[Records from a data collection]
....
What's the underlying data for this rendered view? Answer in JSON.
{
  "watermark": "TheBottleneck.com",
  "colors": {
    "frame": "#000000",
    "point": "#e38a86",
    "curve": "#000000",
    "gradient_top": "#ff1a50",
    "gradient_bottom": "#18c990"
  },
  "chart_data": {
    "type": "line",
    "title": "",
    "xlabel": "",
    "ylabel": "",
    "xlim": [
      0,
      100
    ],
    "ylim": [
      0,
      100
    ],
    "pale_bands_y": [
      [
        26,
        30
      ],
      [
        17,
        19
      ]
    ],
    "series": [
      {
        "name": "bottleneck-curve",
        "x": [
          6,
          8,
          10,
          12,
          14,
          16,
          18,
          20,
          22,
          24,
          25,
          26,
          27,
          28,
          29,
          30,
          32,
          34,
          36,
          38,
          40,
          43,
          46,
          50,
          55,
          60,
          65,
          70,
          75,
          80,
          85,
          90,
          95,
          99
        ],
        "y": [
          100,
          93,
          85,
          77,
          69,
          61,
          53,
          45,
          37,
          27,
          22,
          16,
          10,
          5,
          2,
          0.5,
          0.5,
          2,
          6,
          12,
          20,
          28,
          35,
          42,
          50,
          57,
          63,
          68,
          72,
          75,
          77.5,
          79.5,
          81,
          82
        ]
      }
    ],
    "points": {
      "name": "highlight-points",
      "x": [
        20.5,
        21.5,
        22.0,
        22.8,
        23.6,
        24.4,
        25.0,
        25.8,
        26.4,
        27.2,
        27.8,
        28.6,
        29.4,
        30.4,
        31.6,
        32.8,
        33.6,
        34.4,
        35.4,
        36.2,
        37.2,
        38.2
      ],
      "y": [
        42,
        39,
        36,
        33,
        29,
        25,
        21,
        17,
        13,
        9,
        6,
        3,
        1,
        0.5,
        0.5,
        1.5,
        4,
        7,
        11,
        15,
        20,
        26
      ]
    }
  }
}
....
▶ Written instruction: All of the entries above need to be reproduced exactly.

▶ Answer to this exercise:
What's the underlying data for this rendered view? Answer in JSON.
{
  "watermark": "TheBottleneck.com",
  "colors": {
    "frame": "#000000",
    "point": "#e38a86",
    "curve": "#000000",
    "gradient_top": "#ff1a50",
    "gradient_bottom": "#18c990"
  },
  "chart_data": {
    "type": "line",
    "title": "",
    "xlabel": "",
    "ylabel": "",
    "xlim": [
      0,
      100
    ],
    "ylim": [
      0,
      100
    ],
    "pale_bands_y": [
      [
        26,
        30
      ],
      [
        17,
        19
      ]
    ],
    "series": [
      {
        "name": "bottleneck-curve",
        "x": [
          6,
          8,
          10,
          12,
          14,
          16,
          18,
          20,
          22,
          24,
          25,
          26,
          27,
          28,
          29,
          30,
          32,
          34,
          36,
          38,
          40,
          43,
          46,
          50,
          55,
          60,
          65,
          70,
          75,
          80,
          85,
          90,
          95,
          99
        ],
        "y": [
          100,
          93,
          85,
          77,
          69,
          61,
          53,
          45,
          37,
          27,
          22,
          16,
          10,
          5,
          2,
          0.5,
          0.5,
          2,
          6,
          12,
          20,
          28,
          35,
          42,
          50,
          57,
          63,
          68,
          72,
          75,
          77.5,
          79.5,
          81,
          82
        ]
      }
    ],
    "points": {
      "name": "highlight-points",
      "x": [
        20.5,
        21.5,
        22.0,
        22.8,
        23.6,
        24.4,
        25.0,
        25.8,
        26.4,
        27.2,
        27.8,
        28.6,
        29.4,
        30.4,
        31.6,
        32.8,
        33.6,
        34.4,
        35.4,
        36.2,
        37.2,
        38.2
      ],
      "y": [
        42,
        39,
        36,
        33,
        29,
        25,
        21,
        17,
        13,
        9,
        6,
        3,
        1,
        0.5,
        0.5,
        1.5,
        4,
        7,
        11,
        15,
        20,
        26
      ]
    }
  }
}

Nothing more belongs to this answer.